» **AIM**
Give the data below again, word for word.

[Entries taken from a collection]
-------------------------

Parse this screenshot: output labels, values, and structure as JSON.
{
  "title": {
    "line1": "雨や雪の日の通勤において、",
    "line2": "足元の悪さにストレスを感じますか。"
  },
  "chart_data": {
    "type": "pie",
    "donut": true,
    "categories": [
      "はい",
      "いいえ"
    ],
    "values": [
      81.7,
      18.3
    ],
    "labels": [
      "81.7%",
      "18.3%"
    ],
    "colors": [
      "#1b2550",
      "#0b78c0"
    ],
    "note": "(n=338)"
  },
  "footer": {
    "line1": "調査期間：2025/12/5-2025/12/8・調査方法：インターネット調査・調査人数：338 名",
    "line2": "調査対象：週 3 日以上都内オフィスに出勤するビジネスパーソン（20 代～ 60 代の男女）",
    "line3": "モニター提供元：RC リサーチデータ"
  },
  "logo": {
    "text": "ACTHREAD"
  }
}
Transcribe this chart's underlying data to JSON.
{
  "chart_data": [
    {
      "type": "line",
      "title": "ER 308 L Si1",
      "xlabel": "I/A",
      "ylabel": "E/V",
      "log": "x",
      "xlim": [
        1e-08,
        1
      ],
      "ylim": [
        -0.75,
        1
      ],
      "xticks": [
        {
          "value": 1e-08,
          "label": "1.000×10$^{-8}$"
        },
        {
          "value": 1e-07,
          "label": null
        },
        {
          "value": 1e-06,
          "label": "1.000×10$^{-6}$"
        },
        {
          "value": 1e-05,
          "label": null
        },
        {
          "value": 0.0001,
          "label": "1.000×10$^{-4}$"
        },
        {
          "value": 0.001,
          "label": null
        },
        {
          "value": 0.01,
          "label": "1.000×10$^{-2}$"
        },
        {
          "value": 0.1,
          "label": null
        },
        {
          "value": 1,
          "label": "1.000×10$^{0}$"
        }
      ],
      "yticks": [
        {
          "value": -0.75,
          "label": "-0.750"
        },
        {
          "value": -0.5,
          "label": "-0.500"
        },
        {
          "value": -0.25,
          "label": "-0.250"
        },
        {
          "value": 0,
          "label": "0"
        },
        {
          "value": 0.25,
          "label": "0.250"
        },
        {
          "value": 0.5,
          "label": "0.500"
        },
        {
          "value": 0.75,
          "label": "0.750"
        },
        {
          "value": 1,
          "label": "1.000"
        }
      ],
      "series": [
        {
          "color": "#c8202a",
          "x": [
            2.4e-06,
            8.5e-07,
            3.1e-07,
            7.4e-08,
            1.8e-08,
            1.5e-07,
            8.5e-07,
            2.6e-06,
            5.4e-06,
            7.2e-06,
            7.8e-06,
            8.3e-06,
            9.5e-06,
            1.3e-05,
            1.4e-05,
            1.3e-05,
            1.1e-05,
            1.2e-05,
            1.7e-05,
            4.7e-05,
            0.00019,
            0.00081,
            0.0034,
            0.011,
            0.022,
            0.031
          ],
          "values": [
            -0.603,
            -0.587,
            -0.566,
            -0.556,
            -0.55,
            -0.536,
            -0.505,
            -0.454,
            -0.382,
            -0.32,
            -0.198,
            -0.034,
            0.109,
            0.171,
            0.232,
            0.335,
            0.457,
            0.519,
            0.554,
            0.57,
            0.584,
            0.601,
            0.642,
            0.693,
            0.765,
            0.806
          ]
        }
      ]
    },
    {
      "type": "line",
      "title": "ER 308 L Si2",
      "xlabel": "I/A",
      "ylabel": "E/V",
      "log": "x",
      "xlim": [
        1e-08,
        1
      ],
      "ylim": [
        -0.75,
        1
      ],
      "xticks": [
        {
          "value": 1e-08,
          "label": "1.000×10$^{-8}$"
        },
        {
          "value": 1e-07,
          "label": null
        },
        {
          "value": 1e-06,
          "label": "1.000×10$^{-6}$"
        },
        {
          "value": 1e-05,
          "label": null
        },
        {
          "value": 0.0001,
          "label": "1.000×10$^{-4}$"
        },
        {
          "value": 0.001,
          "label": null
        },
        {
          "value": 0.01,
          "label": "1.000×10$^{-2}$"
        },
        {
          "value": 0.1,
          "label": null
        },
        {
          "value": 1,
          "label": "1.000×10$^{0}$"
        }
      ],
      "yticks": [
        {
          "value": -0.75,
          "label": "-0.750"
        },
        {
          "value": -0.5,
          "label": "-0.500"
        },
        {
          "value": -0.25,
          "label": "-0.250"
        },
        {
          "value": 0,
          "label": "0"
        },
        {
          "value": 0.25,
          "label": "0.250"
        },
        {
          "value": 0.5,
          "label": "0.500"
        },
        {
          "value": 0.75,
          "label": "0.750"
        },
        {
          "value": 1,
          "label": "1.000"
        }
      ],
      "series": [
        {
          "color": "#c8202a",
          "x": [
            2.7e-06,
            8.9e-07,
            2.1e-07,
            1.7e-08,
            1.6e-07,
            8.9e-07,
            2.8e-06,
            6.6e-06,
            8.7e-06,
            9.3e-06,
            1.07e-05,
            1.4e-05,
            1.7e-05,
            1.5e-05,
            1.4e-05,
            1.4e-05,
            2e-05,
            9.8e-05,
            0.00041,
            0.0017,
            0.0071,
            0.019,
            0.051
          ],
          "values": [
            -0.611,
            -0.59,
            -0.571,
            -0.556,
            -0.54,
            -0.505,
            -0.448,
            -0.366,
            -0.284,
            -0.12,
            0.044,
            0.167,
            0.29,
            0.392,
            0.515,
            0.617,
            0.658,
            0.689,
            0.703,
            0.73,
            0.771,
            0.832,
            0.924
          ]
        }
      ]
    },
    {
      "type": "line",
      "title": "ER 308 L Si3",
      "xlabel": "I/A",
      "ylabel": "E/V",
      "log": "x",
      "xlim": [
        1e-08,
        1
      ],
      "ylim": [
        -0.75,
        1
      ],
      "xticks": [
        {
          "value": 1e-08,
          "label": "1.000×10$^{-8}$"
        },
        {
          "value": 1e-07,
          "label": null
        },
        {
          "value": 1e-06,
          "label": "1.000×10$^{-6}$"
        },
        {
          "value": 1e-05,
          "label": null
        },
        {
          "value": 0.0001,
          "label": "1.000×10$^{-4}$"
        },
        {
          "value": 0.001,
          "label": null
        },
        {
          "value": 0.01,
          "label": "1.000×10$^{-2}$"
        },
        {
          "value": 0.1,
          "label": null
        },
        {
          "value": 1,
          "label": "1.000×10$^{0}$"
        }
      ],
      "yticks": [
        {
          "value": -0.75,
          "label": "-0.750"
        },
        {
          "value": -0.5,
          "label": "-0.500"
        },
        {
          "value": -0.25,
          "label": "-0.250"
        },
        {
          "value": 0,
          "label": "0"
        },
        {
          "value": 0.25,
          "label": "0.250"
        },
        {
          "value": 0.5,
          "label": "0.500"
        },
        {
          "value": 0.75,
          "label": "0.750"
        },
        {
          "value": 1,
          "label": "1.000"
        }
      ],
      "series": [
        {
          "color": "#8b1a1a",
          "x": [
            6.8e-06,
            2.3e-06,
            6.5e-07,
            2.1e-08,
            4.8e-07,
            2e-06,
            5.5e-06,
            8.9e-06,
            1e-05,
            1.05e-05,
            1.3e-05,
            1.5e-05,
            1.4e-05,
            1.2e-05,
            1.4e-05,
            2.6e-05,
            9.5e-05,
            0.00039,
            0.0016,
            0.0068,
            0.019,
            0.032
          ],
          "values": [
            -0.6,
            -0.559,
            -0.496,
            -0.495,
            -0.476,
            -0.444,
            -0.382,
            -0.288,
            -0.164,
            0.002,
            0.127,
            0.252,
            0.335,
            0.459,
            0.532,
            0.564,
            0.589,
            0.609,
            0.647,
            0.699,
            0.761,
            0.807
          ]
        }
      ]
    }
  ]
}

-------------------------

» **WRITTEN RESPONSE**
Parse this screenshot: output labels, values, and structure as JSON.
{
  "title": {
    "line1": "雨や雪の日の通勤において、",
    "line2": "足元の悪さにストレスを感じますか。"
  },
  "chart_data": {
    "type": "pie",
    "donut": true,
    "categories": [
      "はい",
      "いいえ"
    ],
    "values": [
      81.7,
      18.3
    ],
    "labels": [
      "81.7%",
      "18.3%"
    ],
    "colors": [
      "#1b2550",
      "#0b78c0"
    ],
    "note": "(n=338)"
  },
  "footer": {
    "line1": "調査期間：2025/12/5-2025/12/8・調査方法：インターネット調査・調査人数：338 名",
    "line2": "調査対象：週 3 日以上都内オフィスに出勤するビジネスパーソン（20 代～ 60 代の男女）",
    "line3": "モニター提供元：RC リサーチデータ"
  },
  "logo": {
    "text": "ACTHREAD"
  }
}
Transcribe this chart's underlying data to JSON.
{
  "chart_data": [
    {
      "type": "line",
      "title": "ER 308 L Si1",
      "xlabel": "I/A",
      "ylabel": "E/V",
      "log": "x",
      "xlim": [
        1e-08,
        1
      ],
      "ylim": [
        -0.75,
        1
      ],
      "xticks": [
        {
          "value": 1e-08,
          "label": "1.000×10$^{-8}$"
        },
        {
          "value": 1e-07,
          "label": null
        },
        {
          "value": 1e-06,
          "label": "1.000×10$^{-6}$"
        },
        {
          "value": 1e-05,
          "label": null
        },
        {
          "value": 0.0001,
          "label": "1.000×10$^{-4}$"
        },
        {
          "value": 0.001,
          "label": null
        },
        {
          "value": 0.01,
          "label": "1.000×10$^{-2}$"
        },
        {
          "value": 0.1,
          "label": null
        },
        {
          "value": 1,
          "label": "1.000×10$^{0}$"
        }
      ],
      "yticks": [
        {
          "value": -0.75,
          "label": "-0.750"
        },
        {
          "value": -0.5,
          "label": "-0.500"
        },
        {
          "value": -0.25,
          "label": "-0.250"
        },
        {
          "value": 0,
          "label": "0"
        },
        {
          "value": 0.25,
          "label": "0.250"
        },
        {
          "value": 0.5,
          "label": "0.500"
        },
        {
          "value": 0.75,
          "label": "0.750"
        },
        {
          "value": 1,
          "label": "1.000"
        }
      ],
      "series": [
        {
          "color": "#c8202a",
          "x": [
            2.4e-06,
            8.5e-07,
            3.1e-07,
            7.4e-08,
            1.8e-08,
            1.5e-07,
            8.5e-07,
            2.6e-06,
            5.4e-06,
            7.2e-06,
            7.8e-06,
            8.3e-06,
            9.5e-06,
            1.3e-05,
            1.4e-05,
            1.3e-05,
            1.1e-05,
            1.2e-05,
            1.7e-05,
            4.7e-05,
            0.00019,
            0.00081,
            0.0034,
            0.011,
            0.022,
            0.031
          ],
          "values": [
            -0.603,
            -0.587,
            -0.566,
            -0.556,
            -0.55,
            -0.536,
            -0.505,
            -0.454,
            -0.382,
            -0.32,
            -0.198,
            -0.034,
            0.109,
            0.171,
            0.232,
            0.335,
            0.457,
            0.519,
            0.554,
            0.57,
            0.584,
            0.601,
            0.642,
            0.693,
            0.765,
            0.806
          ]
        }
      ]
    },
    {
      "type": "line",
      "title": "ER 308 L Si2",
      "xlabel": "I/A",
      "ylabel": "E/V",
      "log": "x",
      "xlim": [
        1e-08,
        1
      ],
      "ylim": [
        -0.75,
        1
      ],
      "xticks": [
        {
          "value": 1e-08,
          "label": "1.000×10$^{-8}$"
        },
        {
          "value": 1e-07,
          "label": null
        },
        {
          "value": 1e-06,
          "label": "1.000×10$^{-6}$"
        },
        {
          "value": 1e-05,
          "label": null
        },
        {
          "value": 0.0001,
          "label": "1.000×10$^{-4}$"
        },
        {
          "value": 0.001,
          "label": null
        },
        {
          "value": 0.01,
          "label": "1.000×10$^{-2}$"
        },
        {
          "value": 0.1,
          "label": null
        },
        {
          "value": 1,
          "label": "1.000×10$^{0}$"
        }
      ],
      "yticks": [
        {
          "value": -0.75,
          "label": "-0.750"
        },
        {
          "value": -0.5,
          "label": "-0.500"
        },
        {
          "value": -0.25,
          "label": "-0.250"
        },
        {
          "value": 0,
          "label": "0"
        },
        {
          "value": 0.25,
          "label": "0.250"
        },
        {
          "value": 0.5,
          "label": "0.500"
        },
        {
          "value": 0.75,
          "label": "0.750"
        },
        {
          "value": 1,
          "label": "1.000"
        }
      ],
      "series": [
        {
          "color": "#c8202a",
          "x": [
            2.7e-06,
            8.9e-07,
            2.1e-07,
            1.7e-08,
            1.6e-07,
            8.9e-07,
            2.8e-06,
            6.6e-06,
            8.7e-06,
            9.3e-06,
            1.07e-05,
            1.4e-05,
            1.7e-05,
            1.5e-05,
            1.4e-05,
            1.4e-05,
            2e-05,
            9.8e-05,
            0.00041,
            0.0017,
            0.0071,
            0.019,
            0.051
          ],
          "values": [
            -0.611,
            -0.59,
            -0.571,
            -0.556,
            -0.54,
            -0.505,
            -0.448,
            -0.366,
            -0.284,
            -0.12,
            0.044,
            0.167,
            0.29,
            0.392,
            0.515,
            0.617,
            0.658,
            0.689,
            0.703,
            0.73,
            0.771,
            0.832,
            0.924
          ]
        }
      ]
    },
    {
      "type": "line",
      "title": "ER 308 L Si3",
      "xlabel": "I/A",
      "ylabel": "E/V",
      "log": "x",
      "xlim": [
        1e-08,
        1
      ],
      "ylim": [
        -0.75,
        1
      ],
      "xticks": [
        {
          "value": 1e-08,
          "label": "1.000×10$^{-8}$"
        },
        {
          "value": 1e-07,
          "label": null
        },
        {
          "value": 1e-06,
          "label": "1.000×10$^{-6}$"
        },
        {
          "value": 1e-05,
          "label": null
        },
        {
          "value": 0.0001,
          "label": "1.000×10$^{-4}$"
        },
        {
          "value": 0.001,
          "label": null
        },
        {
          "value": 0.01,
          "label": "1.000×10$^{-2}$"
        },
        {
          "value": 0.1,
          "label": null
        },
        {
          "value": 1,
          "label": "1.000×10$^{0}$"
        }
      ],
      "yticks": [
        {
          "value": -0.75,
          "label": "-0.750"
        },
        {
          "value": -0.5,
          "label": "-0.500"
        },
        {
          "value": -0.25,
          "label": "-0.250"
        },
        {
          "value": 0,
          "label": "0"
        },
        {
          "value": 0.25,
          "label": "0.250"
        },
        {
          "value": 0.5,
          "label": "0.500"
        },
        {
          "value": 0.75,
          "label": "0.750"
        },
        {
          "value": 1,
          "label": "1.000"
        }
      ],
      "series": [
        {
          "color": "#8b1a1a",
          "x": [
            6.8e-06,
            2.3e-06,
            6.5e-07,
            2.1e-08,
            4.8e-07,
            2e-06,
            5.5e-06,
            8.9e-06,
            1e-05,
            1.05e-05,
            1.3e-05,
            1.5e-05,
            1.4e-05,
            1.2e-05,
            1.4e-05,
            2.6e-05,
            9.5e-05,
            0.00039,
            0.0016,
            0.0068,
            0.019,
            0.032
          ],
          "values": [
            -0.6,
            -0.559,
            -0.496,
            -0.495,
            -0.476,
            -0.444,
            -0.382,
            -0.288,
            -0.164,
            0.002,
            0.127,
            0.252,
            0.335,
            0.459,
            0.532,
            0.564,
            0.589,
            0.609,
            0.647,
            0.699,
            0.761,
            0.807
          ]
        }
      ]
    }
  ]
}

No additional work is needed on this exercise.